_Short exercise_: Leave out the pictures and copy each record below exactly.

(Dataset records)

+---+

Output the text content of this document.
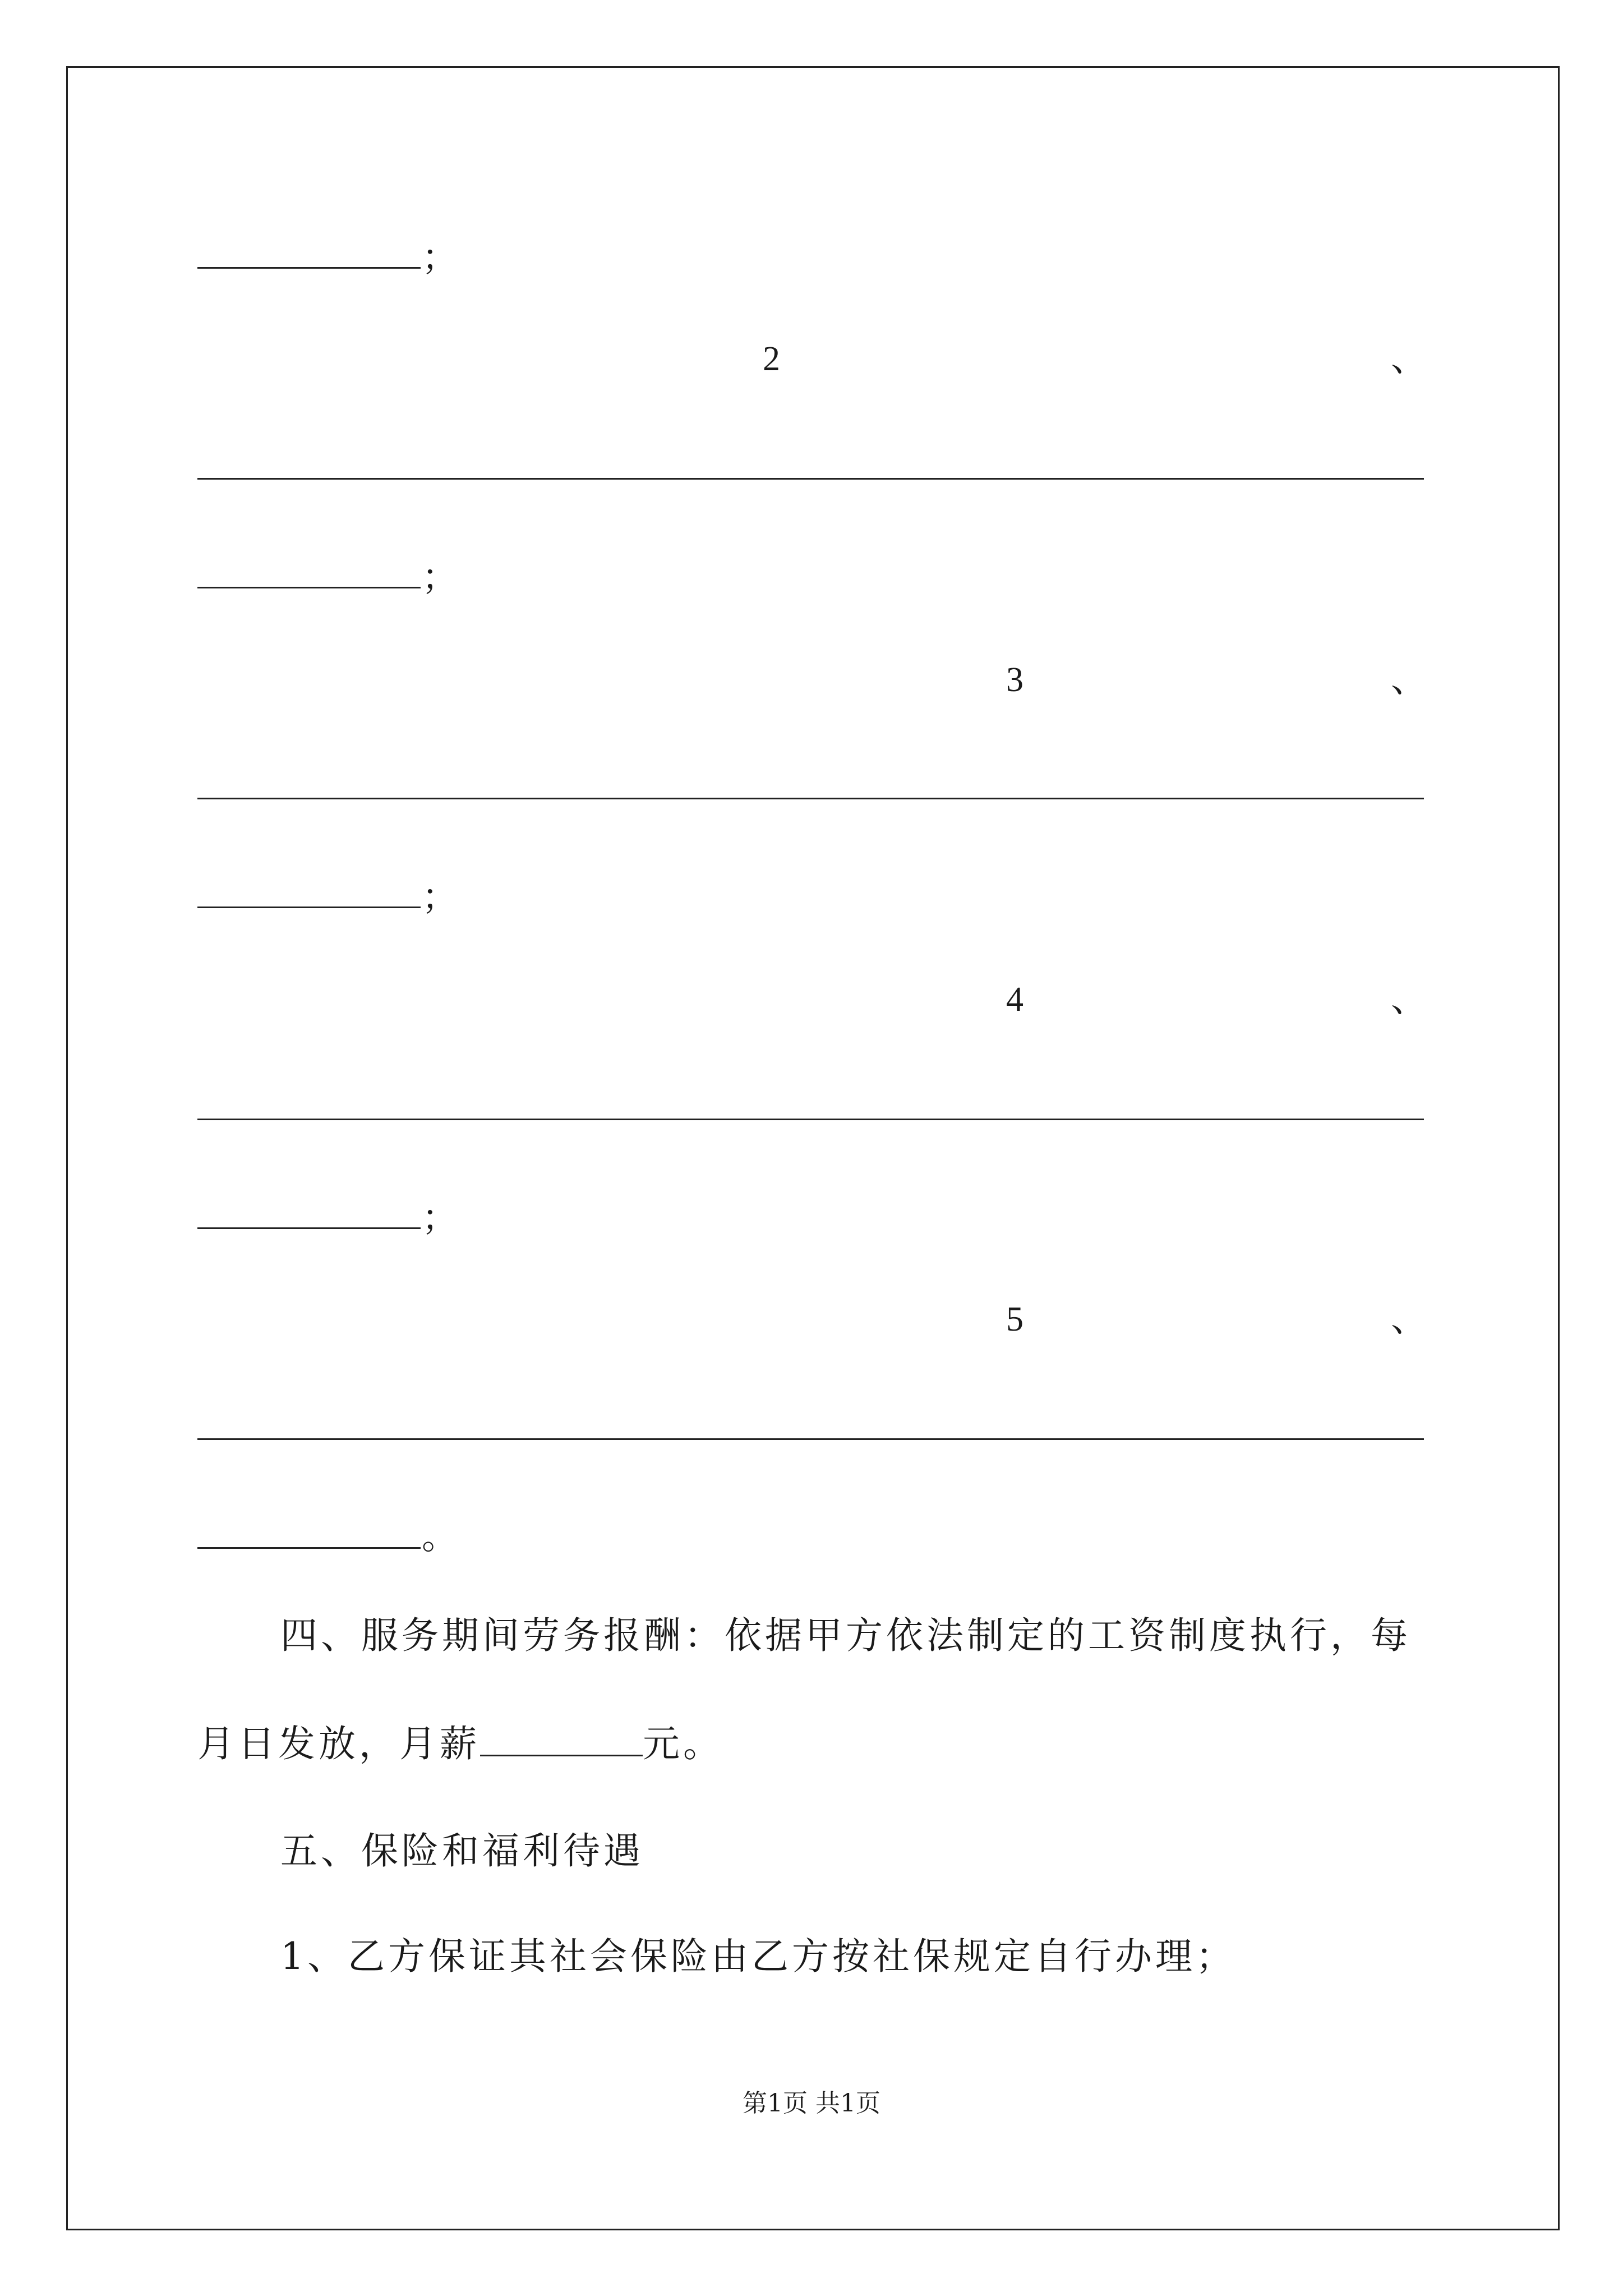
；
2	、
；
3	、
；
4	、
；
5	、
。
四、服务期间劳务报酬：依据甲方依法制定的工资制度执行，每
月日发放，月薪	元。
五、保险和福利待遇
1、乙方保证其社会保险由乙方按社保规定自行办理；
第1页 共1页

+---+

_Solution_:
Output the text content of this document.
；
2	、
；
3	、
；
4	、
；
5	、
。
四、服务期间劳务报酬：依据甲方依法制定的工资制度执行，每
月日发放，月薪	元。
五、保险和福利待遇
1、乙方保证其社会保险由乙方按社保规定自行办理；
第1页 共1页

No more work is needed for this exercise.